Stored data
-*-*-
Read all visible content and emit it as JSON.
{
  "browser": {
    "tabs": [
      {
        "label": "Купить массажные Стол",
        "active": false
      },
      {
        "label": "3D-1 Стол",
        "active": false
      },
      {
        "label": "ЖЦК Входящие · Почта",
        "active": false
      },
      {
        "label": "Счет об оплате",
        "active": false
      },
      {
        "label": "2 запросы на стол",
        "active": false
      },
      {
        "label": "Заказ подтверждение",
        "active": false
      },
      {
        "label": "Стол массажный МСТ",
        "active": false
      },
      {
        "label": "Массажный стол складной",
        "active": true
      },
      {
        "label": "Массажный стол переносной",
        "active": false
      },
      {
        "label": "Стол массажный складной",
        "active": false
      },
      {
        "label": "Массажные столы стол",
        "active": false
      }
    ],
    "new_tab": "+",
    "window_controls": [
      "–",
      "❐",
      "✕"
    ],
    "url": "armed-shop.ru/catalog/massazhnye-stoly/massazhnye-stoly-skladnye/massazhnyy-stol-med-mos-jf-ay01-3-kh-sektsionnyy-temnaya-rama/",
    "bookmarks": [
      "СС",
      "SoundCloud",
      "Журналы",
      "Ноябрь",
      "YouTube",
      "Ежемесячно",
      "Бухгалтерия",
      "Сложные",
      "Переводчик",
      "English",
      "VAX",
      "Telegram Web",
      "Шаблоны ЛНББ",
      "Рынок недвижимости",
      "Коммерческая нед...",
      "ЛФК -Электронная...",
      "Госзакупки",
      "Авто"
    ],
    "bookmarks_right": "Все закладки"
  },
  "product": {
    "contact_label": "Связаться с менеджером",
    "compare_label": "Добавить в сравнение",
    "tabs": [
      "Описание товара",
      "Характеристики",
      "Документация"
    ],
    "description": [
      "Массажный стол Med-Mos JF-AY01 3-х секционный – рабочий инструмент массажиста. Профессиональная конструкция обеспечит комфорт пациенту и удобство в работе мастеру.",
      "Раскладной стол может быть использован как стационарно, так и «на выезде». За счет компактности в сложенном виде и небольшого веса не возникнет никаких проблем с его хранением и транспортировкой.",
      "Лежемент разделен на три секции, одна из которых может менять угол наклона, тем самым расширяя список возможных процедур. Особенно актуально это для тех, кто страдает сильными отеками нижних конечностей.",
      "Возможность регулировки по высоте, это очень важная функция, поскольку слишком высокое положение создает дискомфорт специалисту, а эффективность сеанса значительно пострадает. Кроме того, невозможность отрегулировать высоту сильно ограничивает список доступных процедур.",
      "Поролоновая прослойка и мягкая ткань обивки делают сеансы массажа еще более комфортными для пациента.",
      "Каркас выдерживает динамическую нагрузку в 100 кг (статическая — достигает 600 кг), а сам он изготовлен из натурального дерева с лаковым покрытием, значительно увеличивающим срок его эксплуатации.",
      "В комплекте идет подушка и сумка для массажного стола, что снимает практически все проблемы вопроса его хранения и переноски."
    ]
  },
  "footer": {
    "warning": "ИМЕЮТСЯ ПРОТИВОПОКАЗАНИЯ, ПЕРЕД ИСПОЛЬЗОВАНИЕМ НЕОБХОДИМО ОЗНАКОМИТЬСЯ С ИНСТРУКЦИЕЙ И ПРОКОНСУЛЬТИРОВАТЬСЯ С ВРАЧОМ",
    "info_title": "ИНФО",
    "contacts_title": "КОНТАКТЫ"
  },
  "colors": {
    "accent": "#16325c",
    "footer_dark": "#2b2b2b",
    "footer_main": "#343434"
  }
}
-*-*-
> _EXERCISE TASK_: All of the entries should be written out again exactly.

> _EXERCISE ANSWER_:
Read all visible content and emit it as JSON.
{
  "browser": {
    "tabs": [
      {
        "label": "Купить массажные Стол",
        "active": false
      },
      {
        "label": "3D-1 Стол",
        "active": false
      },
      {
        "label": "ЖЦК Входящие · Почта",
        "active": false
      },
      {
        "label": "Счет об оплате",
        "active": false
      },
      {
        "label": "2 запросы на стол",
        "active": false
      },
      {
        "label": "Заказ подтверждение",
        "active": false
      },
      {
        "label": "Стол массажный МСТ",
        "active": false
      },
      {
        "label": "Массажный стол складной",
        "active": true
      },
      {
        "label": "Массажный стол переносной",
        "active": false
      },
      {
        "label": "Стол массажный складной",
        "active": false
      },
      {
        "label": "Массажные столы стол",
        "active": false
      }
    ],
    "new_tab": "+",
    "window_controls": [
      "–",
      "❐",
      "✕"
    ],
    "url": "armed-shop.ru/catalog/massazhnye-stoly/massazhnye-stoly-skladnye/massazhnyy-stol-med-mos-jf-ay01-3-kh-sektsionnyy-temnaya-rama/",
    "bookmarks": [
      "СС",
      "SoundCloud",
      "Журналы",
      "Ноябрь",
      "YouTube",
      "Ежемесячно",
      "Бухгалтерия",
      "Сложные",
      "Переводчик",
      "English",
      "VAX",
      "Telegram Web",
      "Шаблоны ЛНББ",
      "Рынок недвижимости",
      "Коммерческая нед...",
      "ЛФК -Электронная...",
      "Госзакупки",
      "Авто"
    ],
    "bookmarks_right": "Все закладки"
  },
  "product": {
    "contact_label": "Связаться с менеджером",
    "compare_label": "Добавить в сравнение",
    "tabs": [
      "Описание товара",
      "Характеристики",
      "Документация"
    ],
    "description": [
      "Массажный стол Med-Mos JF-AY01 3-х секционный – рабочий инструмент массажиста. Профессиональная конструкция обеспечит комфорт пациенту и удобство в работе мастеру.",
      "Раскладной стол может быть использован как стационарно, так и «на выезде». За счет компактности в сложенном виде и небольшого веса не возникнет никаких проблем с его хранением и транспортировкой.",
      "Лежемент разделен на три секции, одна из которых может менять угол наклона, тем самым расширяя список возможных процедур. Особенно актуально это для тех, кто страдает сильными отеками нижних конечностей.",
      "Возможность регулировки по высоте, это очень важная функция, поскольку слишком высокое положение создает дискомфорт специалисту, а эффективность сеанса значительно пострадает. Кроме того, невозможность отрегулировать высоту сильно ограничивает список доступных процедур.",
      "Поролоновая прослойка и мягкая ткань обивки делают сеансы массажа еще более комфортными для пациента.",
      "Каркас выдерживает динамическую нагрузку в 100 кг (статическая — достигает 600 кг), а сам он изготовлен из натурального дерева с лаковым покрытием, значительно увеличивающим срок его эксплуатации.",
      "В комплекте идет подушка и сумка для массажного стола, что снимает практически все проблемы вопроса его хранения и переноски."
    ]
  },
  "footer": {
    "warning": "ИМЕЮТСЯ ПРОТИВОПОКАЗАНИЯ, ПЕРЕД ИСПОЛЬЗОВАНИЕМ НЕОБХОДИМО ОЗНАКОМИТЬСЯ С ИНСТРУКЦИЕЙ И ПРОКОНСУЛЬТИРОВАТЬСЯ С ВРАЧОМ",
    "info_title": "ИНФО",
    "contacts_title": "КОНТАКТЫ"
  },
  "colors": {
    "accent": "#16325c",
    "footer_dark": "#2b2b2b",
    "footer_main": "#343434"
  }
}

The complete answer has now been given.